● Stated problem: Restate the listing below word for word, omitting any images.

[Begin]

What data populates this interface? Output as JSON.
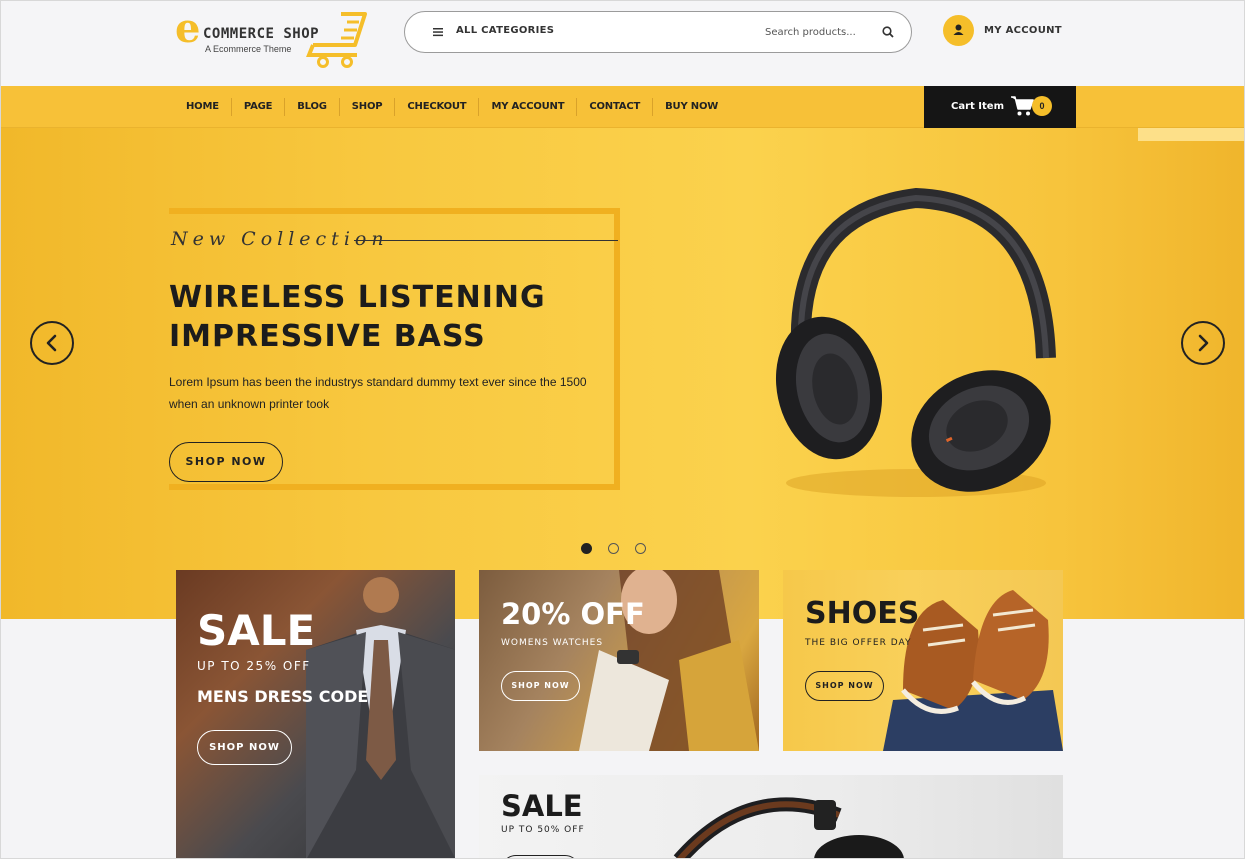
{
  "brand": {
    "logo_main": "COMMERCE SHOP",
    "logo_tagline": "A Ecommerce Theme",
    "accent_color": "#f7c138",
    "dark_color": "#151515"
  },
  "header": {
    "categories_label": "ALL CATEGORIES",
    "search_placeholder": "Search products...",
    "account_label": "MY ACCOUNT"
  },
  "nav": {
    "items": [
      "HOME",
      "PAGE",
      "BLOG",
      "SHOP",
      "CHECKOUT",
      "MY ACCOUNT",
      "CONTACT",
      "BUY NOW"
    ],
    "cart_label": "Cart Item",
    "cart_count": "0"
  },
  "hero": {
    "script": "New Collection",
    "title_line1": "WIRELESS LISTENING",
    "title_line2": "IMPRESSIVE BASS",
    "description": "Lorem Ipsum has been the industrys standard dummy text ever since the 1500 when an unknown printer took",
    "button": "SHOP NOW",
    "slides": 3,
    "active_slide": 1
  },
  "promos": {
    "sale": {
      "title": "SALE",
      "subtitle": "UP TO 25% OFF",
      "tagline": "MENS DRESS CODE",
      "button": "SHOP NOW"
    },
    "watches": {
      "title": "20% OFF",
      "subtitle": "WOMENS WATCHES",
      "button": "SHOP NOW"
    },
    "shoes": {
      "title": "SHOES",
      "subtitle": "THE BIG OFFER DAY",
      "button": "SHOP NOW"
    },
    "sale2": {
      "title": "SALE",
      "subtitle": "UP TO 50% OFF"
    }
  }
}
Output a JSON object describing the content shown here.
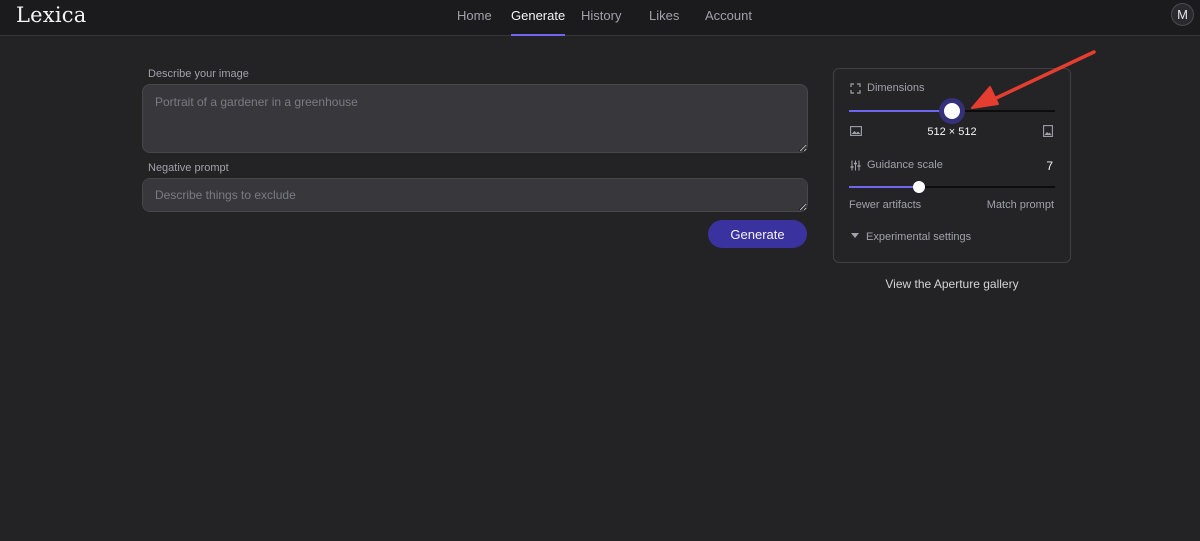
{
  "app": {
    "logo": "Lexica"
  },
  "nav": {
    "items": [
      {
        "label": "Home",
        "active": false
      },
      {
        "label": "Generate",
        "active": true
      },
      {
        "label": "History",
        "active": false
      },
      {
        "label": "Likes",
        "active": false
      },
      {
        "label": "Account",
        "active": false
      }
    ],
    "avatar_initial": "M"
  },
  "prompt": {
    "label": "Describe your image",
    "placeholder": "Portrait of a gardener in a greenhouse",
    "value": ""
  },
  "negative": {
    "label": "Negative prompt",
    "placeholder": "Describe things to exclude",
    "value": ""
  },
  "generate_button": {
    "label": "Generate"
  },
  "settings": {
    "dimensions": {
      "label": "Dimensions",
      "value_text": "512 × 512",
      "slider_fraction": 0.5,
      "left_icon": "landscape-image-icon",
      "right_icon": "portrait-image-icon",
      "icon": "expand-corners-icon"
    },
    "guidance": {
      "label": "Guidance scale",
      "value": "7",
      "slider_fraction": 0.34,
      "left_hint": "Fewer artifacts",
      "right_hint": "Match prompt",
      "icon": "sliders-icon"
    },
    "experimental": {
      "label": "Experimental settings",
      "icon": "caret-down-icon"
    }
  },
  "gallery_link": {
    "label": "View the Aperture gallery"
  },
  "colors": {
    "accent": "#6d66f0",
    "button": "#3a329e",
    "annotation_arrow": "#e53e30"
  }
}
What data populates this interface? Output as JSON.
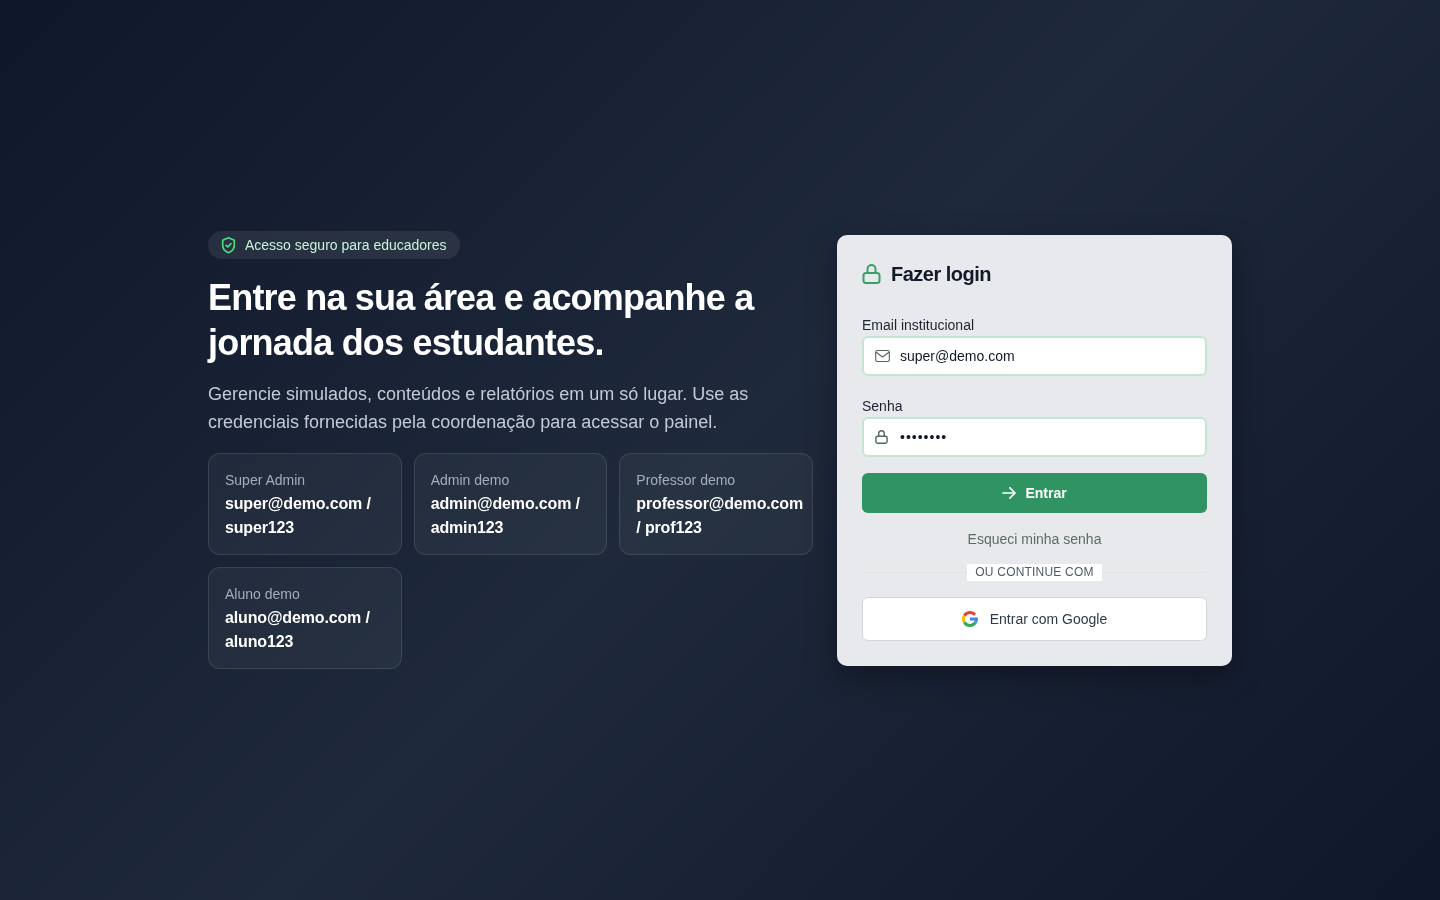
{
  "badge": {
    "label": "Acesso seguro para educadores"
  },
  "hero": {
    "title": "Entre na sua área e acompanhe a jornada dos estudantes.",
    "description": "Gerencie simulados, conteúdos e relatórios em um só lugar. Use as credenciais fornecidas pela coordenação para acessar o painel."
  },
  "demo_accounts": [
    {
      "role": "Super Admin",
      "credentials": "super@demo.com / super123"
    },
    {
      "role": "Admin demo",
      "credentials": "admin@demo.com / admin123"
    },
    {
      "role": "Professor demo",
      "credentials": "professor@demo.com / prof123"
    },
    {
      "role": "Aluno demo",
      "credentials": "aluno@demo.com / aluno123"
    }
  ],
  "login": {
    "title": "Fazer login",
    "fields": [
      {
        "kind": "email",
        "label": "Email institucional",
        "value": "super@demo.com"
      },
      {
        "kind": "password",
        "label": "Senha",
        "value": "••••••••"
      }
    ],
    "submit_button": {
      "label": "Entrar"
    },
    "forgot_link": "Esqueci minha senha",
    "divider": "OU CONTINUE COM",
    "google_button": {
      "label": "Entrar com Google"
    }
  }
}
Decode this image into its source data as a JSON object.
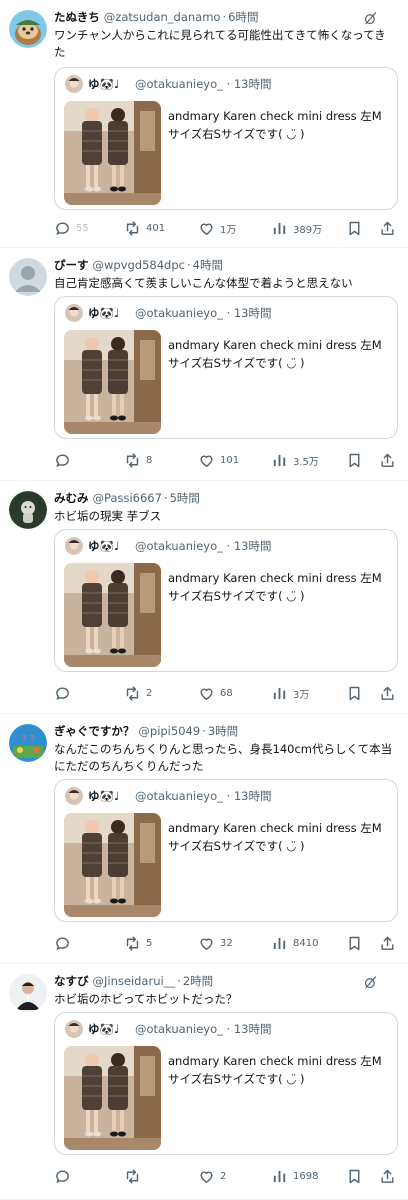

[End]

● Solved problem:
What data populates this interface? Output as JSON.
{
  "brand": {
    "logo_main": "COMMERCE SHOP",
    "logo_tagline": "A Ecommerce Theme",
    "accent_color": "#f7c138",
    "dark_color": "#151515"
  },
  "header": {
    "categories_label": "ALL CATEGORIES",
    "search_placeholder": "Search products...",
    "account_label": "MY ACCOUNT"
  },
  "nav": {
    "items": [
      "HOME",
      "PAGE",
      "BLOG",
      "SHOP",
      "CHECKOUT",
      "MY ACCOUNT",
      "CONTACT",
      "BUY NOW"
    ],
    "cart_label": "Cart Item",
    "cart_count": "0"
  },
  "hero": {
    "script": "New Collection",
    "title_line1": "WIRELESS LISTENING",
    "title_line2": "IMPRESSIVE BASS",
    "description": "Lorem Ipsum has been the industrys standard dummy text ever since the 1500 when an unknown printer took",
    "button": "SHOP NOW",
    "slides": 3,
    "active_slide": 1
  },
  "promos": {
    "sale": {
      "title": "SALE",
      "subtitle": "UP TO 25% OFF",
      "tagline": "MENS DRESS CODE",
      "button": "SHOP NOW"
    },
    "watches": {
      "title": "20% OFF",
      "subtitle": "WOMENS WATCHES",
      "button": "SHOP NOW"
    },
    "shoes": {
      "title": "SHOES",
      "subtitle": "THE BIG OFFER DAY",
      "button": "SHOP NOW"
    },
    "sale2": {
      "title": "SALE",
      "subtitle": "UP TO 50% OFF"
    }
  }
}
Output a JSON object describing the content shown here.
{
  "app": {
    "logo": "Lexica"
  },
  "nav": {
    "items": [
      {
        "label": "Home",
        "active": false
      },
      {
        "label": "Generate",
        "active": true
      },
      {
        "label": "History",
        "active": false
      },
      {
        "label": "Likes",
        "active": false
      },
      {
        "label": "Account",
        "active": false
      }
    ],
    "avatar_initial": "M"
  },
  "prompt": {
    "label": "Describe your image",
    "placeholder": "Portrait of a gardener in a greenhouse",
    "value": ""
  },
  "negative": {
    "label": "Negative prompt",
    "placeholder": "Describe things to exclude",
    "value": ""
  },
  "generate_button": {
    "label": "Generate"
  },
  "settings": {
    "dimensions": {
      "label": "Dimensions",
      "value_text": "512 × 512",
      "slider_fraction": 0.5,
      "left_icon": "landscape-image-icon",
      "right_icon": "portrait-image-icon",
      "icon": "expand-corners-icon"
    },
    "guidance": {
      "label": "Guidance scale",
      "value": "7",
      "slider_fraction": 0.34,
      "left_hint": "Fewer artifacts",
      "right_hint": "Match prompt",
      "icon": "sliders-icon"
    },
    "experimental": {
      "label": "Experimental settings",
      "icon": "caret-down-icon"
    }
  },
  "gallery_link": {
    "label": "View the Aperture gallery"
  },
  "colors": {
    "accent": "#6d66f0",
    "button": "#3a329e",
    "annotation_arrow": "#e53e30"
  }
}
What data populates this interface? Output as JSON.
{
  "badge": {
    "label": "Acesso seguro para educadores"
  },
  "hero": {
    "title": "Entre na sua área e acompanhe a jornada dos estudantes.",
    "description": "Gerencie simulados, conteúdos e relatórios em um só lugar. Use as credenciais fornecidas pela coordenação para acessar o painel."
  },
  "demo_accounts": [
    {
      "role": "Super Admin",
      "credentials": "super@demo.com / super123"
    },
    {
      "role": "Admin demo",
      "credentials": "admin@demo.com / admin123"
    },
    {
      "role": "Professor demo",
      "credentials": "professor@demo.com / prof123"
    },
    {
      "role": "Aluno demo",
      "credentials": "aluno@demo.com / aluno123"
    }
  ],
  "login": {
    "title": "Fazer login",
    "fields": [
      {
        "kind": "email",
        "label": "Email institucional",
        "value": "super@demo.com"
      },
      {
        "kind": "password",
        "label": "Senha",
        "value": "••••••••"
      }
    ],
    "submit_button": {
      "label": "Entrar"
    },
    "forgot_link": "Esqueci minha senha",
    "divider": "OU CONTINUE COM",
    "google_button": {
      "label": "Entrar com Google"
    }
  }
}
Decode this image into its source data as a JSON object.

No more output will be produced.